---- Data

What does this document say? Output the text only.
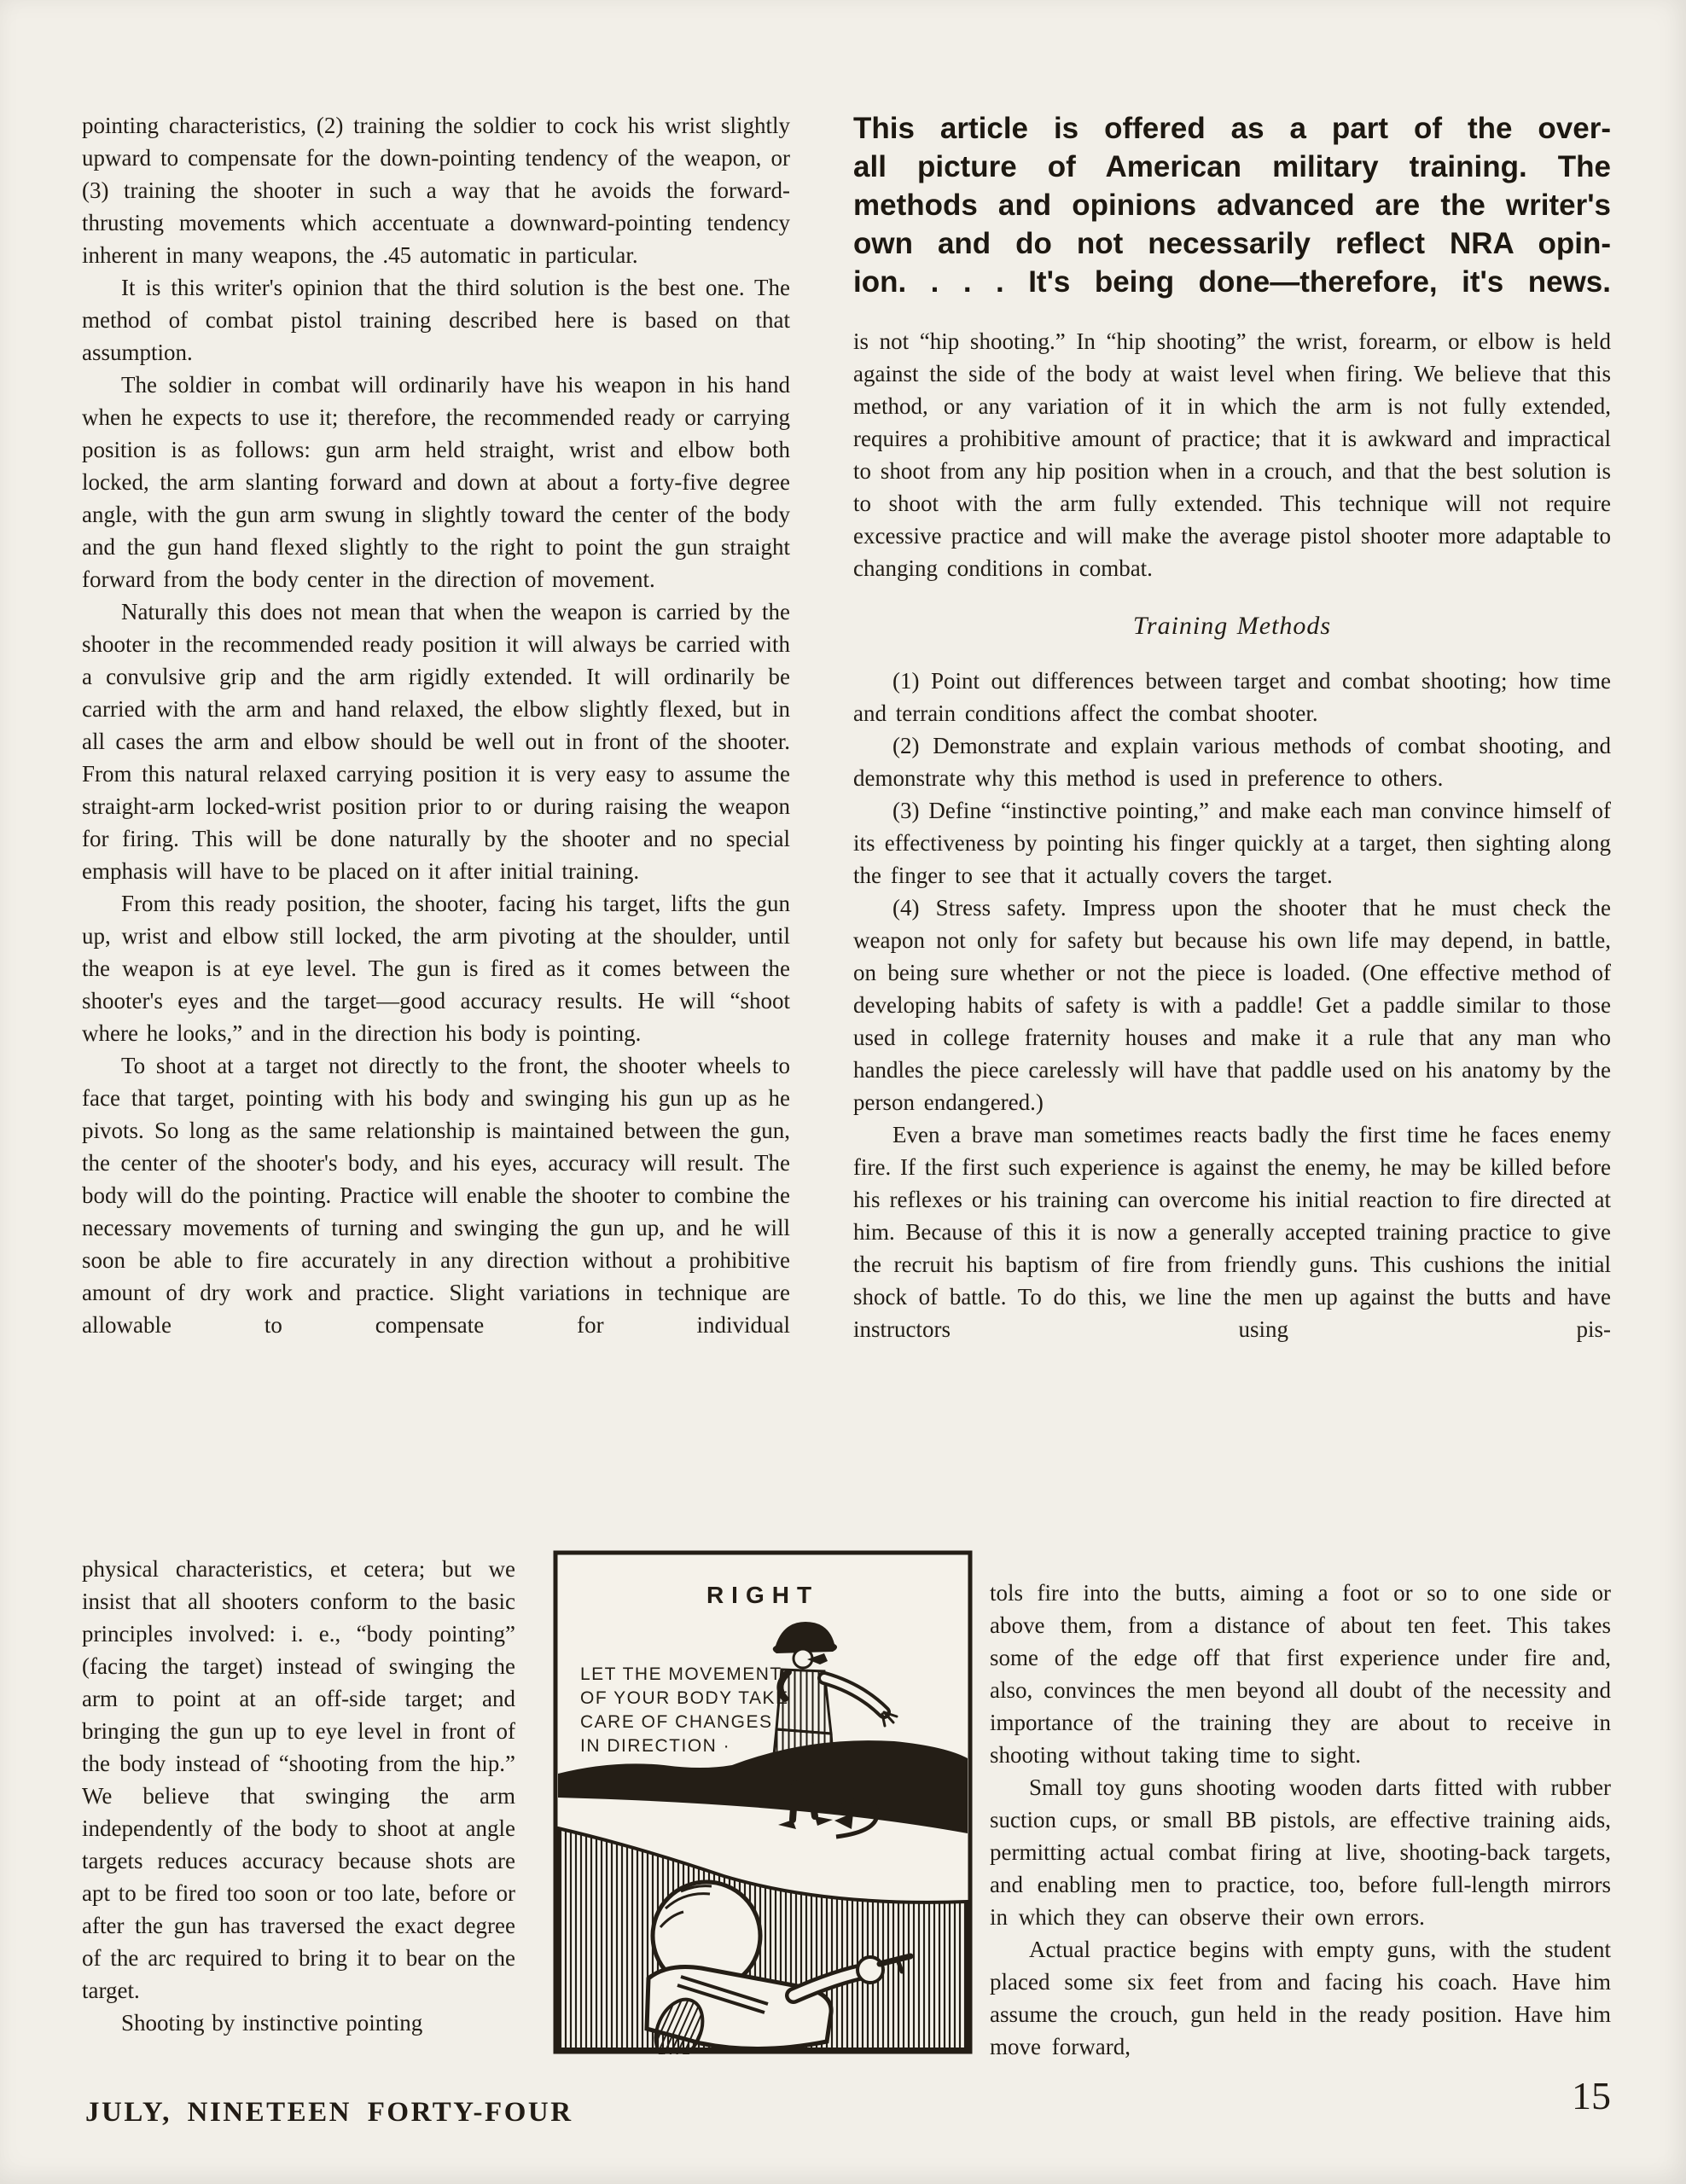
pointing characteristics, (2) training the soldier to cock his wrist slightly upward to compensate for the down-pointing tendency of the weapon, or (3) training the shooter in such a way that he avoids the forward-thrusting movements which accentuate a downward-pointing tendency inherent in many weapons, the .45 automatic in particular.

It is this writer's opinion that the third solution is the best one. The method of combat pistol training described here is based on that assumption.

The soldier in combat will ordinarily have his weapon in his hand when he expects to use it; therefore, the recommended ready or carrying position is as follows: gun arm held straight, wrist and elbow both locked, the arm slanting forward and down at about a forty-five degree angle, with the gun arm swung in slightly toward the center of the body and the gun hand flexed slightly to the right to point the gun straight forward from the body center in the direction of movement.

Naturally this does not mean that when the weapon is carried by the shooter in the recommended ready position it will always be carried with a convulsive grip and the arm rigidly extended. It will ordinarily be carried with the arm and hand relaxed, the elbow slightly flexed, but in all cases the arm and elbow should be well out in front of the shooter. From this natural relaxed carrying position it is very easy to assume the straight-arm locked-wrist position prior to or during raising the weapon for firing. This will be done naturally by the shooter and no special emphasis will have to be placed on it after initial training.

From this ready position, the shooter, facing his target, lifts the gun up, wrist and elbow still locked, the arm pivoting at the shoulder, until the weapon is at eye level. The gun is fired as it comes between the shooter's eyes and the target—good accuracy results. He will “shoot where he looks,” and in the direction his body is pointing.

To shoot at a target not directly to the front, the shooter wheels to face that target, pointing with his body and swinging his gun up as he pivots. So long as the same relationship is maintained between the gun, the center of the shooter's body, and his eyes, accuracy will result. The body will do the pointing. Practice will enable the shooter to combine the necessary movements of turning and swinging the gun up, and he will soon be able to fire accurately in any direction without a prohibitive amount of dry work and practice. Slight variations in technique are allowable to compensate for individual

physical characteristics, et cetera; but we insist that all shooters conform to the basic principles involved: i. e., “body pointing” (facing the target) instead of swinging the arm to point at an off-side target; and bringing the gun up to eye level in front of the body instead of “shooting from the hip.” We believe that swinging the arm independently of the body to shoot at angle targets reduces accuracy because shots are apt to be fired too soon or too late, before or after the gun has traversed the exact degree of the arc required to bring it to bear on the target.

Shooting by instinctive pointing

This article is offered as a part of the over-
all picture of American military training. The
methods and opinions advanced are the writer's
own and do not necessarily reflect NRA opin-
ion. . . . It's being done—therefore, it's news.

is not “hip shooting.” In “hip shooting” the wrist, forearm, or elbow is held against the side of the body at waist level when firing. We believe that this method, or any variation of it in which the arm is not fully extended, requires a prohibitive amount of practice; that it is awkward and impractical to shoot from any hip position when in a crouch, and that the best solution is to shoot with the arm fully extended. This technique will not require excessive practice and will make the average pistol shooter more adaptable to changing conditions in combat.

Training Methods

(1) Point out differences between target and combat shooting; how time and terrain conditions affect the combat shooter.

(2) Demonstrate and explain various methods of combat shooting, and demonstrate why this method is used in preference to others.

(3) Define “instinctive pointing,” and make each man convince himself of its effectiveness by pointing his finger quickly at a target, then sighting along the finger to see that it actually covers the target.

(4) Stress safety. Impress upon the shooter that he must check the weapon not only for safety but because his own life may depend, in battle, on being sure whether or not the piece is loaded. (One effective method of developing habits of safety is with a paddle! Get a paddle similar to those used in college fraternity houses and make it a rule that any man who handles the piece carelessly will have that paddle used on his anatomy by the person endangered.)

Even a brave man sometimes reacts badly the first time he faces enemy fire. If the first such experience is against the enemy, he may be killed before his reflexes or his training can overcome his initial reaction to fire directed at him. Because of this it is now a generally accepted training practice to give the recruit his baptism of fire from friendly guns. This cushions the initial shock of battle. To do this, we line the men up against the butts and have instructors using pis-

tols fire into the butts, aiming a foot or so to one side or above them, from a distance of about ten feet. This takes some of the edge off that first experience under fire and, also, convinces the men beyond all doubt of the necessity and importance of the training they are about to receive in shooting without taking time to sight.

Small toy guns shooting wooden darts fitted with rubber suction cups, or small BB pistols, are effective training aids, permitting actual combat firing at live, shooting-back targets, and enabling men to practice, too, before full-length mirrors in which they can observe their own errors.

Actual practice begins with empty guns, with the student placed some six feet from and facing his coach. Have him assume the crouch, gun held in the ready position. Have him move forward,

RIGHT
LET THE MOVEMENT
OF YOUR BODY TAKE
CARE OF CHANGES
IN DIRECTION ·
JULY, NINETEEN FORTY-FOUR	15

--------
---- Data

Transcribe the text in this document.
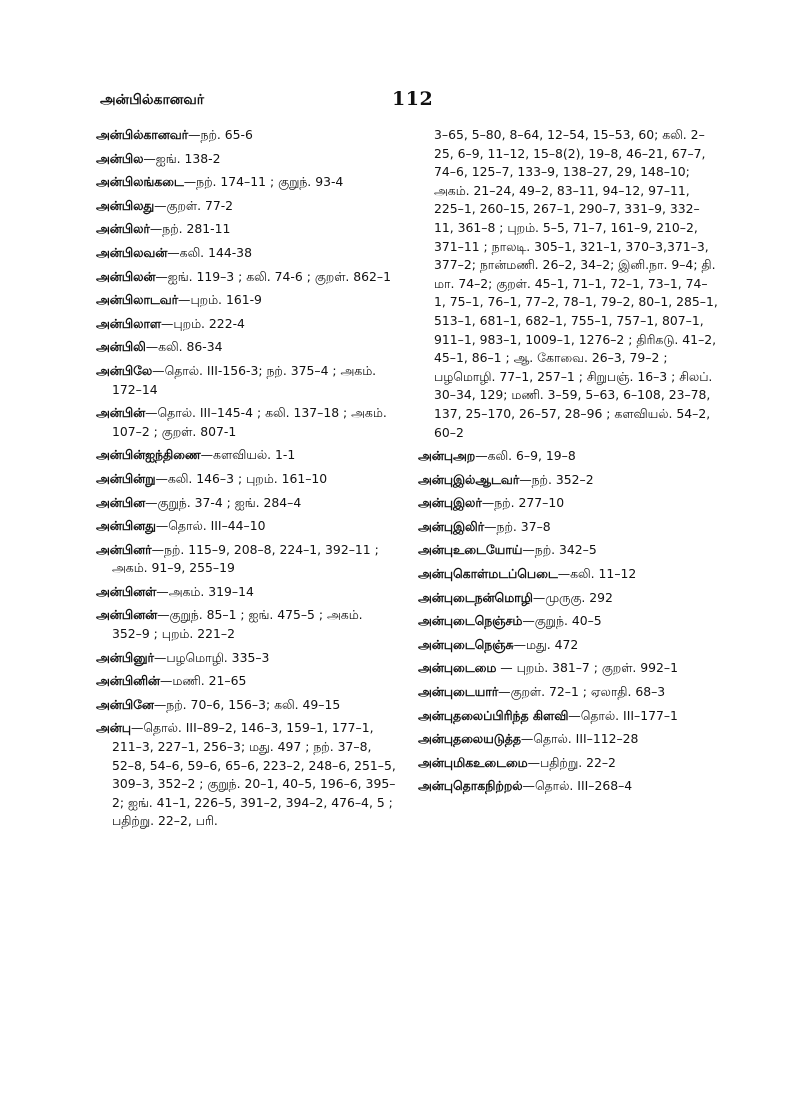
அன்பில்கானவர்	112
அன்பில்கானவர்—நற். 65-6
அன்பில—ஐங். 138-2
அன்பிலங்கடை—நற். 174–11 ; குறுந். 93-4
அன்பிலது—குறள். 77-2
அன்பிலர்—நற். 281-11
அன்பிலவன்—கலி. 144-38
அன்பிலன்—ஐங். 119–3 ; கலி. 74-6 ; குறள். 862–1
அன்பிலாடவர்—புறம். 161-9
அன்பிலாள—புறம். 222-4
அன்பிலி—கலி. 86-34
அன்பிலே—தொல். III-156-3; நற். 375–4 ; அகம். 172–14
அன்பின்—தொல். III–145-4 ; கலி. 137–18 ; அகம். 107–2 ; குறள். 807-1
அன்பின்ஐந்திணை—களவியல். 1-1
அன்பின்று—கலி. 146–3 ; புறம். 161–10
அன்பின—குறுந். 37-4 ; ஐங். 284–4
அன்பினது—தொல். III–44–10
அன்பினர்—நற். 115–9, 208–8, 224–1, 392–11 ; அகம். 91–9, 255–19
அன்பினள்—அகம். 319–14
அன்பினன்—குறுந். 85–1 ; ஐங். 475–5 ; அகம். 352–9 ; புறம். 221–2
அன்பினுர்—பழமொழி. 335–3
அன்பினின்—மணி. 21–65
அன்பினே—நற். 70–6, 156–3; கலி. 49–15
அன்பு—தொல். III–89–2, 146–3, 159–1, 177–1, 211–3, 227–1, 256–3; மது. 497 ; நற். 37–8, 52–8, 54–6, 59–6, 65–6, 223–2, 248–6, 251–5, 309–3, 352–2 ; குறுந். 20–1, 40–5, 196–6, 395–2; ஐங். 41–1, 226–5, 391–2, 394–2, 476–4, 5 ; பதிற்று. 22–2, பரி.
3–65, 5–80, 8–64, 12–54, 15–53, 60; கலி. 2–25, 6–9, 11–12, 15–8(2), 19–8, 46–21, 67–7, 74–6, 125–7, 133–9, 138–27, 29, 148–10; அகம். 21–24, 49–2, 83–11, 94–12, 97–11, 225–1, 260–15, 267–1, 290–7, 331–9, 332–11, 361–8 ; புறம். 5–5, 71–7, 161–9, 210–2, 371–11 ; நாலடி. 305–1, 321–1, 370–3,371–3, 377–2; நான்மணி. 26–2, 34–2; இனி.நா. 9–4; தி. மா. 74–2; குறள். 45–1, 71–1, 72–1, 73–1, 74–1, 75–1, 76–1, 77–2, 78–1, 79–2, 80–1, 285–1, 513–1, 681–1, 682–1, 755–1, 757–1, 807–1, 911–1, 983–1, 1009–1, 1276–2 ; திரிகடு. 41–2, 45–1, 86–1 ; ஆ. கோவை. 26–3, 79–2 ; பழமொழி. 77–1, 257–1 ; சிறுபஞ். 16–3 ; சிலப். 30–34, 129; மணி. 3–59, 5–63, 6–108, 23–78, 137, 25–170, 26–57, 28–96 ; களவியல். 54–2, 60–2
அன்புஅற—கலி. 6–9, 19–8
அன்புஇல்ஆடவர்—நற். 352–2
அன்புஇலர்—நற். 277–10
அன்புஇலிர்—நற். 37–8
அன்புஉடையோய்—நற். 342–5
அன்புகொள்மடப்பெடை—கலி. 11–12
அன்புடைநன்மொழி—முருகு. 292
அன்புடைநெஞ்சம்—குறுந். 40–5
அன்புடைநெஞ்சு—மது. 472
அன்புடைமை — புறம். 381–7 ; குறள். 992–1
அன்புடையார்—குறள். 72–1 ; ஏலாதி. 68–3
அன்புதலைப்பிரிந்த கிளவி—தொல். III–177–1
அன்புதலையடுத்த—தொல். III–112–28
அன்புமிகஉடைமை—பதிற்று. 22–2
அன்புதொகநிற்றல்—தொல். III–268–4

--------

Set exercise: Report all lines of the data above that include the string "they".

The response:
tols fire into the butts, aiming a foot or so to one side or above them, from a distance of about ten feet. This takes some of the edge off that first experience under fire and, also, convinces the men beyond all doubt of the necessity and importance of the training they are about to receive in shooting without taking time to sight.
Small toy guns shooting wooden darts fitted with rubber suction cups, or small BB pistols, are effective training aids, permitting actual combat firing at live, shooting-back targets, and enabling men to practice, too, before full-length mirrors in which they can observe their own errors.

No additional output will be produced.